**TASK GOAL:**
Reproduce the records below exactly as given.

[Start SUPPLIED DATA]

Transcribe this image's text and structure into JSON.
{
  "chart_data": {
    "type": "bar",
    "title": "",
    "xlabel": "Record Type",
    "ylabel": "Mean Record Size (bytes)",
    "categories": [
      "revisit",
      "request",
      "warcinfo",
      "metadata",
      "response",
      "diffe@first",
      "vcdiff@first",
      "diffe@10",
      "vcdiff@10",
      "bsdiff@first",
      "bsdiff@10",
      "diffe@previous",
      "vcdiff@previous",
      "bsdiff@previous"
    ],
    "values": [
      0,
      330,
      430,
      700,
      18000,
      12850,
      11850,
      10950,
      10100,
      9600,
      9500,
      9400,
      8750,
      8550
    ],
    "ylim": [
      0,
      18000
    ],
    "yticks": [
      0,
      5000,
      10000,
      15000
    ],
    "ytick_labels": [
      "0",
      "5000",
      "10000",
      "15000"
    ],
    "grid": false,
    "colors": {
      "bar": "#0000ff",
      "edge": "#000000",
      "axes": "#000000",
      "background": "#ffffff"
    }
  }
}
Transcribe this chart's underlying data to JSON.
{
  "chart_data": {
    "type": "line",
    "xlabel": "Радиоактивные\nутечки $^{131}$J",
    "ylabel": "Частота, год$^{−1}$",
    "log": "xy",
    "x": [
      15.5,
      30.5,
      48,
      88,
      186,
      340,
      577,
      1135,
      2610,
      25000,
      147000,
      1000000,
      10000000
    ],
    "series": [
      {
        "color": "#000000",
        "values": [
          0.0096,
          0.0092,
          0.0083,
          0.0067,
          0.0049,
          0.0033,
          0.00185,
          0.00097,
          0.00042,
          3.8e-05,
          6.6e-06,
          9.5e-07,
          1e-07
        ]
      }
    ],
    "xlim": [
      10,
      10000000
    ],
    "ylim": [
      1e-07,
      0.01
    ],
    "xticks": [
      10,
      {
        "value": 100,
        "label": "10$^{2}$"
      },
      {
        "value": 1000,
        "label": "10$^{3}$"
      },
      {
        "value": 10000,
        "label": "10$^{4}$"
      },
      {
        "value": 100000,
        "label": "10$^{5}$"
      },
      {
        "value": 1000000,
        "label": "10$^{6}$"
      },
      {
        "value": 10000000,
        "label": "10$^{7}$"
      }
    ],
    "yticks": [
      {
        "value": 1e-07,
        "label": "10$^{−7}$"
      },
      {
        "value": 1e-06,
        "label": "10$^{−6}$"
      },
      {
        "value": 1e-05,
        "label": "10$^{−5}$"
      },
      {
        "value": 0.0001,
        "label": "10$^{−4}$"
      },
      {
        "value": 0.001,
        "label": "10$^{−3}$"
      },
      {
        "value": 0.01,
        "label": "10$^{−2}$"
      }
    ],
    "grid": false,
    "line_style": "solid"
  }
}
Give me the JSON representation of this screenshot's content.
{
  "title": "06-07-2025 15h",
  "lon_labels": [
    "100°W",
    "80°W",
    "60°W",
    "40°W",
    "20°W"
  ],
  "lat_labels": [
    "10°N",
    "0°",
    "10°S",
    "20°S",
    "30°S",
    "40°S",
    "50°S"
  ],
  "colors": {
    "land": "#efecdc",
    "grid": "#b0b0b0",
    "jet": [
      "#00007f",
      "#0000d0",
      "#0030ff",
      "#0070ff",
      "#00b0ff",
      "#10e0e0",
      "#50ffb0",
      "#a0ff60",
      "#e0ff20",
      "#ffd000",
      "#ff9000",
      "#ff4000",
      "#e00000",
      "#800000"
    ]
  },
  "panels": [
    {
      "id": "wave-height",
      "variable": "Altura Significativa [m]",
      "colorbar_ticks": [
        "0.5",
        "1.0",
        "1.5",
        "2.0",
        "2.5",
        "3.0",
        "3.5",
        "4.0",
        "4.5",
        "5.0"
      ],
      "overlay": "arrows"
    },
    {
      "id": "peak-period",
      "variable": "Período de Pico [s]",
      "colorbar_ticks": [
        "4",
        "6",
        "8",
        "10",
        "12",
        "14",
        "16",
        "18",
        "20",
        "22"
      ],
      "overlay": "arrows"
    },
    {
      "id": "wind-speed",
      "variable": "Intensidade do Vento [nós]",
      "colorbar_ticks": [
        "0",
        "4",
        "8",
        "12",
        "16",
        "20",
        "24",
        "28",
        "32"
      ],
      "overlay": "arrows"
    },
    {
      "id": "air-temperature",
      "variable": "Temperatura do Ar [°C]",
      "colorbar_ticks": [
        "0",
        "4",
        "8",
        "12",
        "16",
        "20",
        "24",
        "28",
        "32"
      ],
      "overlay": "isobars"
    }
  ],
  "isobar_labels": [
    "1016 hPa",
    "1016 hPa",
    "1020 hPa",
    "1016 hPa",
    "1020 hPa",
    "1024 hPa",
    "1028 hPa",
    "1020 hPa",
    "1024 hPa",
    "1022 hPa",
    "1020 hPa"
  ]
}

[End SUPPLIED DATA]

**REPLY TO THE TASK:**
Transcribe this image's text and structure into JSON.
{
  "chart_data": {
    "type": "bar",
    "title": "",
    "xlabel": "Record Type",
    "ylabel": "Mean Record Size (bytes)",
    "categories": [
      "revisit",
      "request",
      "warcinfo",
      "metadata",
      "response",
      "diffe@first",
      "vcdiff@first",
      "diffe@10",
      "vcdiff@10",
      "bsdiff@first",
      "bsdiff@10",
      "diffe@previous",
      "vcdiff@previous",
      "bsdiff@previous"
    ],
    "values": [
      0,
      330,
      430,
      700,
      18000,
      12850,
      11850,
      10950,
      10100,
      9600,
      9500,
      9400,
      8750,
      8550
    ],
    "ylim": [
      0,
      18000
    ],
    "yticks": [
      0,
      5000,
      10000,
      15000
    ],
    "ytick_labels": [
      "0",
      "5000",
      "10000",
      "15000"
    ],
    "grid": false,
    "colors": {
      "bar": "#0000ff",
      "edge": "#000000",
      "axes": "#000000",
      "background": "#ffffff"
    }
  }
}
Transcribe this chart's underlying data to JSON.
{
  "chart_data": {
    "type": "line",
    "xlabel": "Радиоактивные\nутечки $^{131}$J",
    "ylabel": "Частота, год$^{−1}$",
    "log": "xy",
    "x": [
      15.5,
      30.5,
      48,
      88,
      186,
      340,
      577,
      1135,
      2610,
      25000,
      147000,
      1000000,
      10000000
    ],
    "series": [
      {
        "color": "#000000",
        "values": [
          0.0096,
          0.0092,
          0.0083,
          0.0067,
          0.0049,
          0.0033,
          0.00185,
          0.00097,
          0.00042,
          3.8e-05,
          6.6e-06,
          9.5e-07,
          1e-07
        ]
      }
    ],
    "xlim": [
      10,
      10000000
    ],
    "ylim": [
      1e-07,
      0.01
    ],
    "xticks": [
      10,
      {
        "value": 100,
        "label": "10$^{2}$"
      },
      {
        "value": 1000,
        "label": "10$^{3}$"
      },
      {
        "value": 10000,
        "label": "10$^{4}$"
      },
      {
        "value": 100000,
        "label": "10$^{5}$"
      },
      {
        "value": 1000000,
        "label": "10$^{6}$"
      },
      {
        "value": 10000000,
        "label": "10$^{7}$"
      }
    ],
    "yticks": [
      {
        "value": 1e-07,
        "label": "10$^{−7}$"
      },
      {
        "value": 1e-06,
        "label": "10$^{−6}$"
      },
      {
        "value": 1e-05,
        "label": "10$^{−5}$"
      },
      {
        "value": 0.0001,
        "label": "10$^{−4}$"
      },
      {
        "value": 0.001,
        "label": "10$^{−3}$"
      },
      {
        "value": 0.01,
        "label": "10$^{−2}$"
      }
    ],
    "grid": false,
    "line_style": "solid"
  }
}
Give me the JSON representation of this screenshot's content.
{
  "title": "06-07-2025 15h",
  "lon_labels": [
    "100°W",
    "80°W",
    "60°W",
    "40°W",
    "20°W"
  ],
  "lat_labels": [
    "10°N",
    "0°",
    "10°S",
    "20°S",
    "30°S",
    "40°S",
    "50°S"
  ],
  "colors": {
    "land": "#efecdc",
    "grid": "#b0b0b0",
    "jet": [
      "#00007f",
      "#0000d0",
      "#0030ff",
      "#0070ff",
      "#00b0ff",
      "#10e0e0",
      "#50ffb0",
      "#a0ff60",
      "#e0ff20",
      "#ffd000",
      "#ff9000",
      "#ff4000",
      "#e00000",
      "#800000"
    ]
  },
  "panels": [
    {
      "id": "wave-height",
      "variable": "Altura Significativa [m]",
      "colorbar_ticks": [
        "0.5",
        "1.0",
        "1.5",
        "2.0",
        "2.5",
        "3.0",
        "3.5",
        "4.0",
        "4.5",
        "5.0"
      ],
      "overlay": "arrows"
    },
    {
      "id": "peak-period",
      "variable": "Período de Pico [s]",
      "colorbar_ticks": [
        "4",
        "6",
        "8",
        "10",
        "12",
        "14",
        "16",
        "18",
        "20",
        "22"
      ],
      "overlay": "arrows"
    },
    {
      "id": "wind-speed",
      "variable": "Intensidade do Vento [nós]",
      "colorbar_ticks": [
        "0",
        "4",
        "8",
        "12",
        "16",
        "20",
        "24",
        "28",
        "32"
      ],
      "overlay": "arrows"
    },
    {
      "id": "air-temperature",
      "variable": "Temperatura do Ar [°C]",
      "colorbar_ticks": [
        "0",
        "4",
        "8",
        "12",
        "16",
        "20",
        "24",
        "28",
        "32"
      ],
      "overlay": "isobars"
    }
  ],
  "isobar_labels": [
    "1016 hPa",
    "1016 hPa",
    "1020 hPa",
    "1016 hPa",
    "1020 hPa",
    "1024 hPa",
    "1028 hPa",
    "1020 hPa",
    "1024 hPa",
    "1022 hPa",
    "1020 hPa"
  ]
}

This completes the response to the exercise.